§ **Written request**
Write out the data again exactly, skipping every picture.

Data entries for graphics:
>> BEGIN

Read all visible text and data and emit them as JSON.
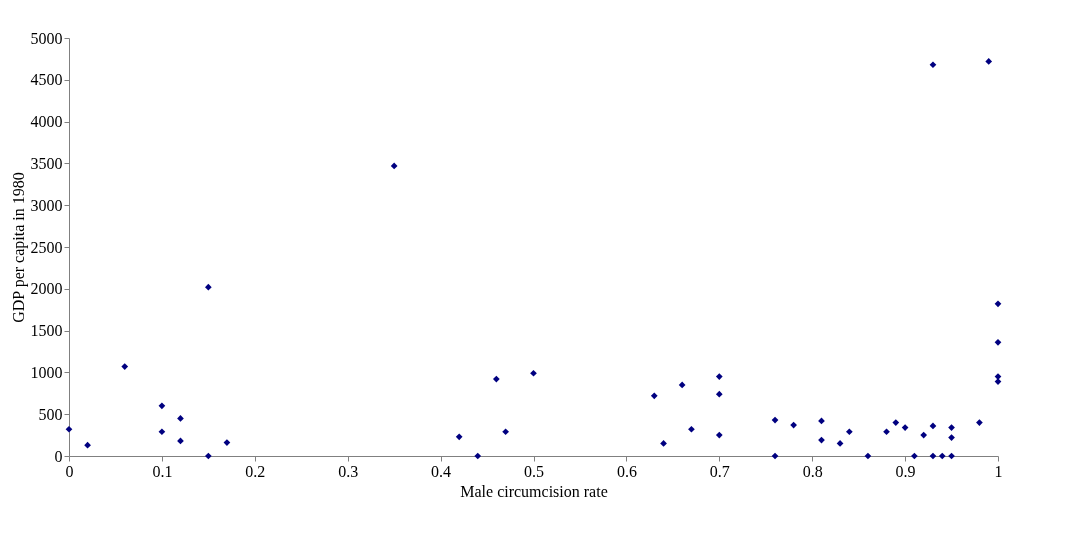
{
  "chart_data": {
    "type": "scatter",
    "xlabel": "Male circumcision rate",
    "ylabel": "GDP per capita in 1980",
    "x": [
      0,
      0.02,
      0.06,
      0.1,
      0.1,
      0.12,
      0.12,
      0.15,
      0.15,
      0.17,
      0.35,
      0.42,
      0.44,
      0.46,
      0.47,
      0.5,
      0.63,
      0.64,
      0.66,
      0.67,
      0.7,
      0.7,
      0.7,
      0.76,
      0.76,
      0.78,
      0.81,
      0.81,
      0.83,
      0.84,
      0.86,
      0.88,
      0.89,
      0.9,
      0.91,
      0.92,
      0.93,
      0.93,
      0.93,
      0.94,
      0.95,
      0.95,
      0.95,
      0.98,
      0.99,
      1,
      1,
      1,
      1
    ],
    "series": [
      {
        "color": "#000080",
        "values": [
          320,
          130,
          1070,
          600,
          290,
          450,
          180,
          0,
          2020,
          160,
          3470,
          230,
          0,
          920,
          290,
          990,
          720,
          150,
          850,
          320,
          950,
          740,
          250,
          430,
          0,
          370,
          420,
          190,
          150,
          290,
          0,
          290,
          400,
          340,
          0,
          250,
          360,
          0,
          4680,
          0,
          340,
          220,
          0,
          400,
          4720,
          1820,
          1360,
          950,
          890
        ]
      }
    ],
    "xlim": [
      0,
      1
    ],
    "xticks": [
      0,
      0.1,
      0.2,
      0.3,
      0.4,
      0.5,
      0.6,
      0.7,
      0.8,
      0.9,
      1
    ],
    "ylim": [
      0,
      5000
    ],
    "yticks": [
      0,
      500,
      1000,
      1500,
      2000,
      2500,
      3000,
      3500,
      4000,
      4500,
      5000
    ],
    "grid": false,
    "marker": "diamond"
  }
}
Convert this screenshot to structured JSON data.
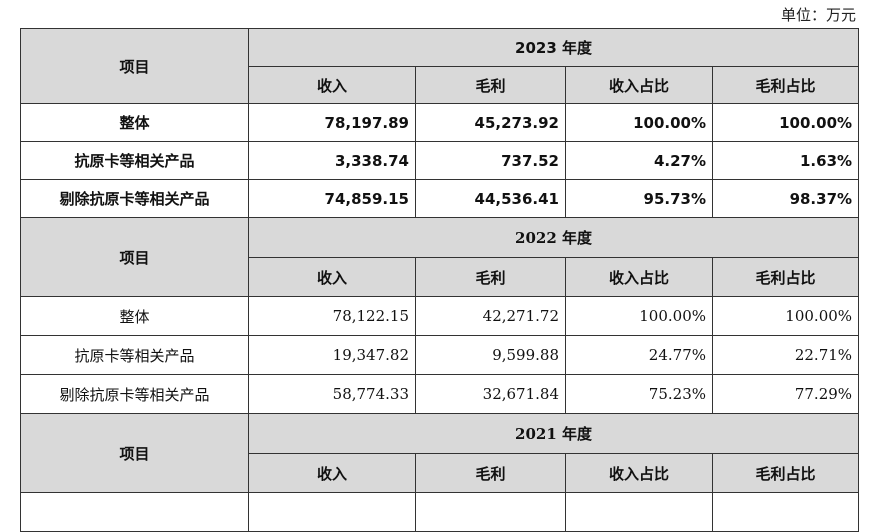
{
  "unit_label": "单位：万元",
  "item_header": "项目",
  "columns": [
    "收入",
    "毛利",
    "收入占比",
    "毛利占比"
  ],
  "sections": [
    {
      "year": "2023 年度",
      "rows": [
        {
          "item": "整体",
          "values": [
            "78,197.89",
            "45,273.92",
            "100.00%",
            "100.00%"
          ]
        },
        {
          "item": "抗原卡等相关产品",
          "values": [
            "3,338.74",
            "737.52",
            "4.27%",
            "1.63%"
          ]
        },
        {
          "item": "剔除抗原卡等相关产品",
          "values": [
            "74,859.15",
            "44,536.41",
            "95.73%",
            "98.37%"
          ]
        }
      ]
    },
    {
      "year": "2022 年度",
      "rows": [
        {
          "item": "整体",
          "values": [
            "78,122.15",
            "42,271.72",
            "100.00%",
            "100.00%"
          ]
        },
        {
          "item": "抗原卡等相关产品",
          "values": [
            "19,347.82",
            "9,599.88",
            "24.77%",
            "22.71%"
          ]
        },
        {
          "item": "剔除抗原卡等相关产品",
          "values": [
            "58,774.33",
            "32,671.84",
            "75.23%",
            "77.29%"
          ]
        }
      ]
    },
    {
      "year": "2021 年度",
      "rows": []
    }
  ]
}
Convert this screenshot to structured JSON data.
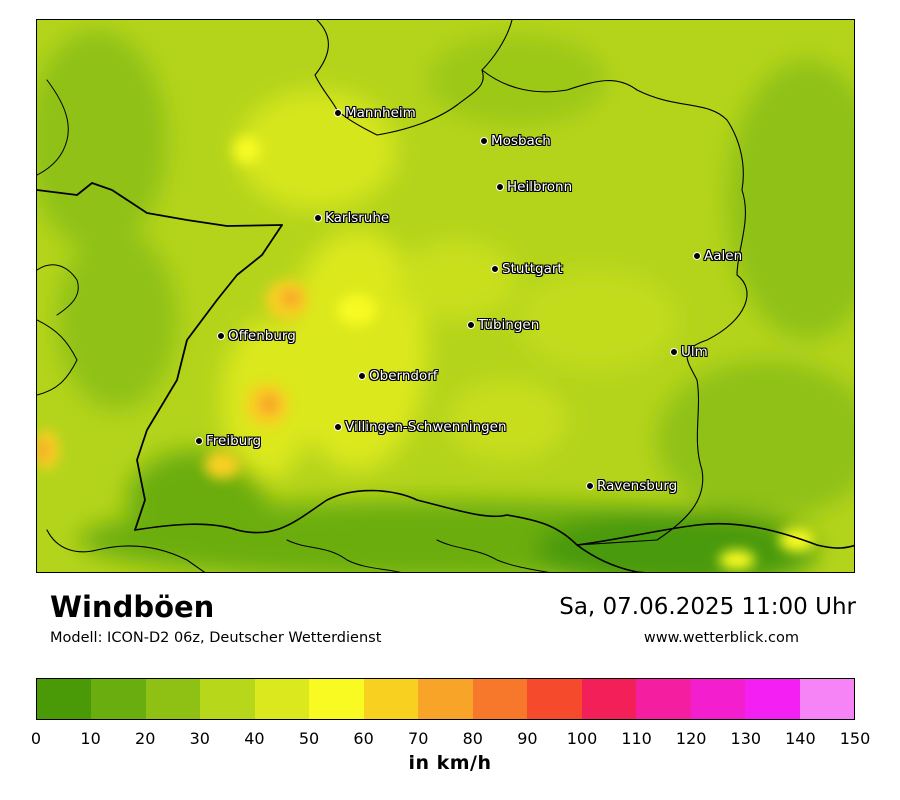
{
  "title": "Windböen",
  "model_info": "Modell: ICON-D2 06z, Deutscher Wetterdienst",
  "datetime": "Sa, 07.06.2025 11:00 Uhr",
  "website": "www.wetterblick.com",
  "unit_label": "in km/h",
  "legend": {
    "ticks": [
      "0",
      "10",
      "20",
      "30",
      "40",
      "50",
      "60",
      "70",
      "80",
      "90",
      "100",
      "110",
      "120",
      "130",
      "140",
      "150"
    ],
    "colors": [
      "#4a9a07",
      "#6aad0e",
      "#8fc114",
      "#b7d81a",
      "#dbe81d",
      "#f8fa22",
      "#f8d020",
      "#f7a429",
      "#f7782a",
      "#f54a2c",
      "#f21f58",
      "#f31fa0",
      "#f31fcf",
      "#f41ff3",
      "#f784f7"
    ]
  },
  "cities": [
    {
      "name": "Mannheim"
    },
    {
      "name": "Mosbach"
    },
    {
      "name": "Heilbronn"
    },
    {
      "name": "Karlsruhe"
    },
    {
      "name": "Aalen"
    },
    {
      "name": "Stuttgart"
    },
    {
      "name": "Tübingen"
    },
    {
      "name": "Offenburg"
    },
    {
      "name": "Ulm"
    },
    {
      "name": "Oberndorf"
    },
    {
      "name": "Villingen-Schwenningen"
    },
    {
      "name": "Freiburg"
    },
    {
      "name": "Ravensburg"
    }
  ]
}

>> END

§ **Full response**
Read all visible text and data and emit them as JSON.
{
  "chart_data": {
    "type": "scatter",
    "xlabel": "Male circumcision rate",
    "ylabel": "GDP per capita in 1980",
    "x": [
      0,
      0.02,
      0.06,
      0.1,
      0.1,
      0.12,
      0.12,
      0.15,
      0.15,
      0.17,
      0.35,
      0.42,
      0.44,
      0.46,
      0.47,
      0.5,
      0.63,
      0.64,
      0.66,
      0.67,
      0.7,
      0.7,
      0.7,
      0.76,
      0.76,
      0.78,
      0.81,
      0.81,
      0.83,
      0.84,
      0.86,
      0.88,
      0.89,
      0.9,
      0.91,
      0.92,
      0.93,
      0.93,
      0.93,
      0.94,
      0.95,
      0.95,
      0.95,
      0.98,
      0.99,
      1,
      1,
      1,
      1
    ],
    "series": [
      {
        "color": "#000080",
        "values": [
          320,
          130,
          1070,
          600,
          290,
          450,
          180,
          0,
          2020,
          160,
          3470,
          230,
          0,
          920,
          290,
          990,
          720,
          150,
          850,
          320,
          950,
          740,
          250,
          430,
          0,
          370,
          420,
          190,
          150,
          290,
          0,
          290,
          400,
          340,
          0,
          250,
          360,
          0,
          4680,
          0,
          340,
          220,
          0,
          400,
          4720,
          1820,
          1360,
          950,
          890
        ]
      }
    ],
    "xlim": [
      0,
      1
    ],
    "xticks": [
      0,
      0.1,
      0.2,
      0.3,
      0.4,
      0.5,
      0.6,
      0.7,
      0.8,
      0.9,
      1
    ],
    "ylim": [
      0,
      5000
    ],
    "yticks": [
      0,
      500,
      1000,
      1500,
      2000,
      2500,
      3000,
      3500,
      4000,
      4500,
      5000
    ],
    "grid": false,
    "marker": "diamond"
  }
}
Convert this screenshot to structured JSON data.
{
  "unit_label": "单位：万元",
  "item_header": "项目",
  "columns": [
    "收入",
    "毛利",
    "收入占比",
    "毛利占比"
  ],
  "sections": [
    {
      "year": "2023 年度",
      "rows": [
        {
          "item": "整体",
          "values": [
            "78,197.89",
            "45,273.92",
            "100.00%",
            "100.00%"
          ]
        },
        {
          "item": "抗原卡等相关产品",
          "values": [
            "3,338.74",
            "737.52",
            "4.27%",
            "1.63%"
          ]
        },
        {
          "item": "剔除抗原卡等相关产品",
          "values": [
            "74,859.15",
            "44,536.41",
            "95.73%",
            "98.37%"
          ]
        }
      ]
    },
    {
      "year": "2022 年度",
      "rows": [
        {
          "item": "整体",
          "values": [
            "78,122.15",
            "42,271.72",
            "100.00%",
            "100.00%"
          ]
        },
        {
          "item": "抗原卡等相关产品",
          "values": [
            "19,347.82",
            "9,599.88",
            "24.77%",
            "22.71%"
          ]
        },
        {
          "item": "剔除抗原卡等相关产品",
          "values": [
            "58,774.33",
            "32,671.84",
            "75.23%",
            "77.29%"
          ]
        }
      ]
    },
    {
      "year": "2021 年度",
      "rows": []
    }
  ]
}
Convert this screenshot to structured JSON data.
{
  "title": "Windböen",
  "model_info": "Modell: ICON-D2 06z, Deutscher Wetterdienst",
  "datetime": "Sa, 07.06.2025 11:00 Uhr",
  "website": "www.wetterblick.com",
  "unit_label": "in km/h",
  "legend": {
    "ticks": [
      "0",
      "10",
      "20",
      "30",
      "40",
      "50",
      "60",
      "70",
      "80",
      "90",
      "100",
      "110",
      "120",
      "130",
      "140",
      "150"
    ],
    "colors": [
      "#4a9a07",
      "#6aad0e",
      "#8fc114",
      "#b7d81a",
      "#dbe81d",
      "#f8fa22",
      "#f8d020",
      "#f7a429",
      "#f7782a",
      "#f54a2c",
      "#f21f58",
      "#f31fa0",
      "#f31fcf",
      "#f41ff3",
      "#f784f7"
    ]
  },
  "cities": [
    {
      "name": "Mannheim"
    },
    {
      "name": "Mosbach"
    },
    {
      "name": "Heilbronn"
    },
    {
      "name": "Karlsruhe"
    },
    {
      "name": "Aalen"
    },
    {
      "name": "Stuttgart"
    },
    {
      "name": "Tübingen"
    },
    {
      "name": "Offenburg"
    },
    {
      "name": "Ulm"
    },
    {
      "name": "Oberndorf"
    },
    {
      "name": "Villingen-Schwenningen"
    },
    {
      "name": "Freiburg"
    },
    {
      "name": "Ravensburg"
    }
  ]
}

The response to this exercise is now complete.